Every line of the data must be copied exactly.

Items from a figure collection:
════
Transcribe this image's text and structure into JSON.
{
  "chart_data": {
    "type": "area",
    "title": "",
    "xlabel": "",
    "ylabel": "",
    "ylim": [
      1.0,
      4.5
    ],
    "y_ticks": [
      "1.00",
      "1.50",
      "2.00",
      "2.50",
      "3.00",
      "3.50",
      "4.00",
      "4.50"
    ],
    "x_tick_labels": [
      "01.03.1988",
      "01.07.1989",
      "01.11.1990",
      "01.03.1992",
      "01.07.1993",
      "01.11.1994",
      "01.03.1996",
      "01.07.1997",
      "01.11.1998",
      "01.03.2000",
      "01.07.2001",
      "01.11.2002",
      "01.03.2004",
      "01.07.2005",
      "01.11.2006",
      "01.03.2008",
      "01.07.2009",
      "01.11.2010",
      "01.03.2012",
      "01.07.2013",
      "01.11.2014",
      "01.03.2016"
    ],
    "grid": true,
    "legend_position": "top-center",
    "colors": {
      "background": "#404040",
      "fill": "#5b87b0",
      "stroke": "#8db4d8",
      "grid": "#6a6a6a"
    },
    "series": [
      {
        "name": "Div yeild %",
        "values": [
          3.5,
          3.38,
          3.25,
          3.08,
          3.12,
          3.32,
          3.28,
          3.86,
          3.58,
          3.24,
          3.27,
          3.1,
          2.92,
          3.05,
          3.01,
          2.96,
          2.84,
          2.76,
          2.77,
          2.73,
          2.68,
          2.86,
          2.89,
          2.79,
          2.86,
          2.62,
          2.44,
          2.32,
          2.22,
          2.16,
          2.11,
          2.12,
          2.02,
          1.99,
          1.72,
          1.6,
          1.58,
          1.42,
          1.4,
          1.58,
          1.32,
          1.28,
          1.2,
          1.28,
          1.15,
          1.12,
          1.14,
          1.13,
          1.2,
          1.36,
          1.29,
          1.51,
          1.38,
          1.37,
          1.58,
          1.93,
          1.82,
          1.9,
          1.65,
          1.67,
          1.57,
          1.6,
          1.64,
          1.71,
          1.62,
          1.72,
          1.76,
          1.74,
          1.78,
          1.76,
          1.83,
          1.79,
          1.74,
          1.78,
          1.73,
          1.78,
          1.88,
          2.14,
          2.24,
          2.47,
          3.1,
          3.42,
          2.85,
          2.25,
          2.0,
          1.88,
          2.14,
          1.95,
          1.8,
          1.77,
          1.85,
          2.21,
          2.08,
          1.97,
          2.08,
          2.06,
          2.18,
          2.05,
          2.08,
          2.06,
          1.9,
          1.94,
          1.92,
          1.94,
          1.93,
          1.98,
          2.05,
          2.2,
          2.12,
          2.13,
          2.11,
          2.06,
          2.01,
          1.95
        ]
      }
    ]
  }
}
════
▶ **WRITTEN RESPONSE**
Transcribe this image's text and structure into JSON.
{
  "chart_data": {
    "type": "area",
    "title": "",
    "xlabel": "",
    "ylabel": "",
    "ylim": [
      1.0,
      4.5
    ],
    "y_ticks": [
      "1.00",
      "1.50",
      "2.00",
      "2.50",
      "3.00",
      "3.50",
      "4.00",
      "4.50"
    ],
    "x_tick_labels": [
      "01.03.1988",
      "01.07.1989",
      "01.11.1990",
      "01.03.1992",
      "01.07.1993",
      "01.11.1994",
      "01.03.1996",
      "01.07.1997",
      "01.11.1998",
      "01.03.2000",
      "01.07.2001",
      "01.11.2002",
      "01.03.2004",
      "01.07.2005",
      "01.11.2006",
      "01.03.2008",
      "01.07.2009",
      "01.11.2010",
      "01.03.2012",
      "01.07.2013",
      "01.11.2014",
      "01.03.2016"
    ],
    "grid": true,
    "legend_position": "top-center",
    "colors": {
      "background": "#404040",
      "fill": "#5b87b0",
      "stroke": "#8db4d8",
      "grid": "#6a6a6a"
    },
    "series": [
      {
        "name": "Div yeild %",
        "values": [
          3.5,
          3.38,
          3.25,
          3.08,
          3.12,
          3.32,
          3.28,
          3.86,
          3.58,
          3.24,
          3.27,
          3.1,
          2.92,
          3.05,
          3.01,
          2.96,
          2.84,
          2.76,
          2.77,
          2.73,
          2.68,
          2.86,
          2.89,
          2.79,
          2.86,
          2.62,
          2.44,
          2.32,
          2.22,
          2.16,
          2.11,
          2.12,
          2.02,
          1.99,
          1.72,
          1.6,
          1.58,
          1.42,
          1.4,
          1.58,
          1.32,
          1.28,
          1.2,
          1.28,
          1.15,
          1.12,
          1.14,
          1.13,
          1.2,
          1.36,
          1.29,
          1.51,
          1.38,
          1.37,
          1.58,
          1.93,
          1.82,
          1.9,
          1.65,
          1.67,
          1.57,
          1.6,
          1.64,
          1.71,
          1.62,
          1.72,
          1.76,
          1.74,
          1.78,
          1.76,
          1.83,
          1.79,
          1.74,
          1.78,
          1.73,
          1.78,
          1.88,
          2.14,
          2.24,
          2.47,
          3.1,
          3.42,
          2.85,
          2.25,
          2.0,
          1.88,
          2.14,
          1.95,
          1.8,
          1.77,
          1.85,
          2.21,
          2.08,
          1.97,
          2.08,
          2.06,
          2.18,
          2.05,
          2.08,
          2.06,
          1.9,
          1.94,
          1.92,
          1.94,
          1.93,
          1.98,
          2.05,
          2.2,
          2.12,
          2.13,
          2.11,
          2.06,
          2.01,
          1.95
        ]
      }
    ]
  }
}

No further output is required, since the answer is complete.